**SHORT PROBLEM:** Copy down every line where the string "Physical" shows up.

**Stored records:**

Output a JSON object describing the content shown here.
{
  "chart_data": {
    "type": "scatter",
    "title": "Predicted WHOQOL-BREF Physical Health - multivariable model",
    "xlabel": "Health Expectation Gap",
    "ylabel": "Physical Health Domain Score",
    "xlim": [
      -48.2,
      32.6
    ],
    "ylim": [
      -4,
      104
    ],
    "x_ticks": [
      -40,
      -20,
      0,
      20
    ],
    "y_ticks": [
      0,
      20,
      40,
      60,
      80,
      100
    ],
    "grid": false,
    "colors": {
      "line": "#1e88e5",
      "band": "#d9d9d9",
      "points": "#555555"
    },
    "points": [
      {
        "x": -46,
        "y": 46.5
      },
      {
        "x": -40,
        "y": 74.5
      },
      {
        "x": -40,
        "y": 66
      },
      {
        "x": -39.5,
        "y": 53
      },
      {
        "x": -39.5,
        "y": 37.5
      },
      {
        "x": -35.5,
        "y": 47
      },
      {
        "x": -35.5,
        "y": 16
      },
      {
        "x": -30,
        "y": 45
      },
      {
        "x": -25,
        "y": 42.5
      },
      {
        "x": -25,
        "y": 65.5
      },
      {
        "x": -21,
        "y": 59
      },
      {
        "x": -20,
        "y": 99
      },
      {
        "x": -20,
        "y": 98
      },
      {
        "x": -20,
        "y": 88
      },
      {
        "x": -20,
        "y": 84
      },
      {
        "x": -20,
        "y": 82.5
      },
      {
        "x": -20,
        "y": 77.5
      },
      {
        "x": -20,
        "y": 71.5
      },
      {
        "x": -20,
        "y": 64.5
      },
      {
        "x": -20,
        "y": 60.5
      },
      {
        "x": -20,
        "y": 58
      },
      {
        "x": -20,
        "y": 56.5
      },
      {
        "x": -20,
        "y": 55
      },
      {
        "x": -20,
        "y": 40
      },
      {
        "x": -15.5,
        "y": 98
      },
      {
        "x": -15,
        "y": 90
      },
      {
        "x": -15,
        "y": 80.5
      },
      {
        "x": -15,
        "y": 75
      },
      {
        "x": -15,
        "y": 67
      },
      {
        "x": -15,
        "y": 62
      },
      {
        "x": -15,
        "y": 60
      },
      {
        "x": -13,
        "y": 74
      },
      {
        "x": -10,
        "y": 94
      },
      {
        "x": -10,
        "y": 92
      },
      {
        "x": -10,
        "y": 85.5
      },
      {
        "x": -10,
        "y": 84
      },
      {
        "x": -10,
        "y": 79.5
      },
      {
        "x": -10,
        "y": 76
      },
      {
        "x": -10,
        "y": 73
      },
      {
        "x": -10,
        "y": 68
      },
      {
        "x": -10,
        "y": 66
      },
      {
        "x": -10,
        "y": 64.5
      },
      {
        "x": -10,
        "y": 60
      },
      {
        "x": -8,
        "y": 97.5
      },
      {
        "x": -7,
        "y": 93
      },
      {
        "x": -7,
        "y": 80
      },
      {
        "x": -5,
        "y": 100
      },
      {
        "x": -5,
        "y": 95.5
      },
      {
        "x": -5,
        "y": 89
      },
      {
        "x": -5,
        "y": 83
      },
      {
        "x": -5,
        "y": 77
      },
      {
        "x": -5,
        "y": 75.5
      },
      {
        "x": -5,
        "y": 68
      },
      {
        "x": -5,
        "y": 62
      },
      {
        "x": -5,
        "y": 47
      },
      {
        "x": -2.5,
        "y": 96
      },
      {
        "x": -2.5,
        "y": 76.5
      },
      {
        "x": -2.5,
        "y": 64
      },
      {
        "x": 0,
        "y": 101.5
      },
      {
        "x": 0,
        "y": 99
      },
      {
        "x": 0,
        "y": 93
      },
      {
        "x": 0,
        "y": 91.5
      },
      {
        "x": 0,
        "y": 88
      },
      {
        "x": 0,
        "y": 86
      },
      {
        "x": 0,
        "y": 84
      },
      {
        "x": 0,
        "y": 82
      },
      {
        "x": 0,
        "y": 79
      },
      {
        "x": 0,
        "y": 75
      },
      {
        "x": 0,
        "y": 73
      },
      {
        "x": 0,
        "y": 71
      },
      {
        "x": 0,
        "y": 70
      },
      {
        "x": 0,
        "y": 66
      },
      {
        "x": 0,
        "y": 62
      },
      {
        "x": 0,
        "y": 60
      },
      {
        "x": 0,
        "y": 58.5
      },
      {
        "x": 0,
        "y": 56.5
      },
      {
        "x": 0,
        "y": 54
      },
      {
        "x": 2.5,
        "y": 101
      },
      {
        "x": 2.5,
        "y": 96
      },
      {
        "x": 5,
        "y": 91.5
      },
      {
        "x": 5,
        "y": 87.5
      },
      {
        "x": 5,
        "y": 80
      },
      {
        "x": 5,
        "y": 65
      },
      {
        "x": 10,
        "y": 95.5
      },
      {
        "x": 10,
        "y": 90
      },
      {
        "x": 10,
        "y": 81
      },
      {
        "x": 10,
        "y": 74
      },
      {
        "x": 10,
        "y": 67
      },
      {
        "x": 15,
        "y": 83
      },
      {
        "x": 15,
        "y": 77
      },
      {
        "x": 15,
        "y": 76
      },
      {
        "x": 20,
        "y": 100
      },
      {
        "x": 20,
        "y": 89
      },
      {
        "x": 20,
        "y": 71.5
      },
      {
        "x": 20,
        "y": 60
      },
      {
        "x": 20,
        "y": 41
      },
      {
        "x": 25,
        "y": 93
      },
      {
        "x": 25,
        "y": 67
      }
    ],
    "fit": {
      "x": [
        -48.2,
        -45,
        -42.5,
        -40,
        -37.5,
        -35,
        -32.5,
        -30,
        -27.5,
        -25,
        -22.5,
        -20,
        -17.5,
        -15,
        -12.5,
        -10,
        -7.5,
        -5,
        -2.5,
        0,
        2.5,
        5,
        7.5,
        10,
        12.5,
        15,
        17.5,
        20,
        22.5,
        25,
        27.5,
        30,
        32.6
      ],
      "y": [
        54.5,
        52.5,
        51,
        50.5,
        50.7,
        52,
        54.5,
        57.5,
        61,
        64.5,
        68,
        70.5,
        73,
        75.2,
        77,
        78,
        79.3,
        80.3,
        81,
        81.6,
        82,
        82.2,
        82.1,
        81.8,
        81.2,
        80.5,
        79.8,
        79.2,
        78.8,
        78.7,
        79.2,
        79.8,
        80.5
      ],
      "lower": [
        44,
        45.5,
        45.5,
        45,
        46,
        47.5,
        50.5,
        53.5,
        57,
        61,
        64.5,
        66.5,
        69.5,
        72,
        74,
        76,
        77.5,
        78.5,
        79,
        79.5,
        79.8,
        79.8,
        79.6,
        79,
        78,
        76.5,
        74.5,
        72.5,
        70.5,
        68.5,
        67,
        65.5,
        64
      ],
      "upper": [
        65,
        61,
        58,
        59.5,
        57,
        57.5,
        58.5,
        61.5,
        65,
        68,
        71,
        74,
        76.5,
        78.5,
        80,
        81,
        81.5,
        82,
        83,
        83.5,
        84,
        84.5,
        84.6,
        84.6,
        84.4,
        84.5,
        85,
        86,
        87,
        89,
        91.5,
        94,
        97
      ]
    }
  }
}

**TASK RESPONSE:**
    "title": "Predicted WHOQOL-BREF Physical Health - multivariable model",
    "ylabel": "Physical Health Domain Score",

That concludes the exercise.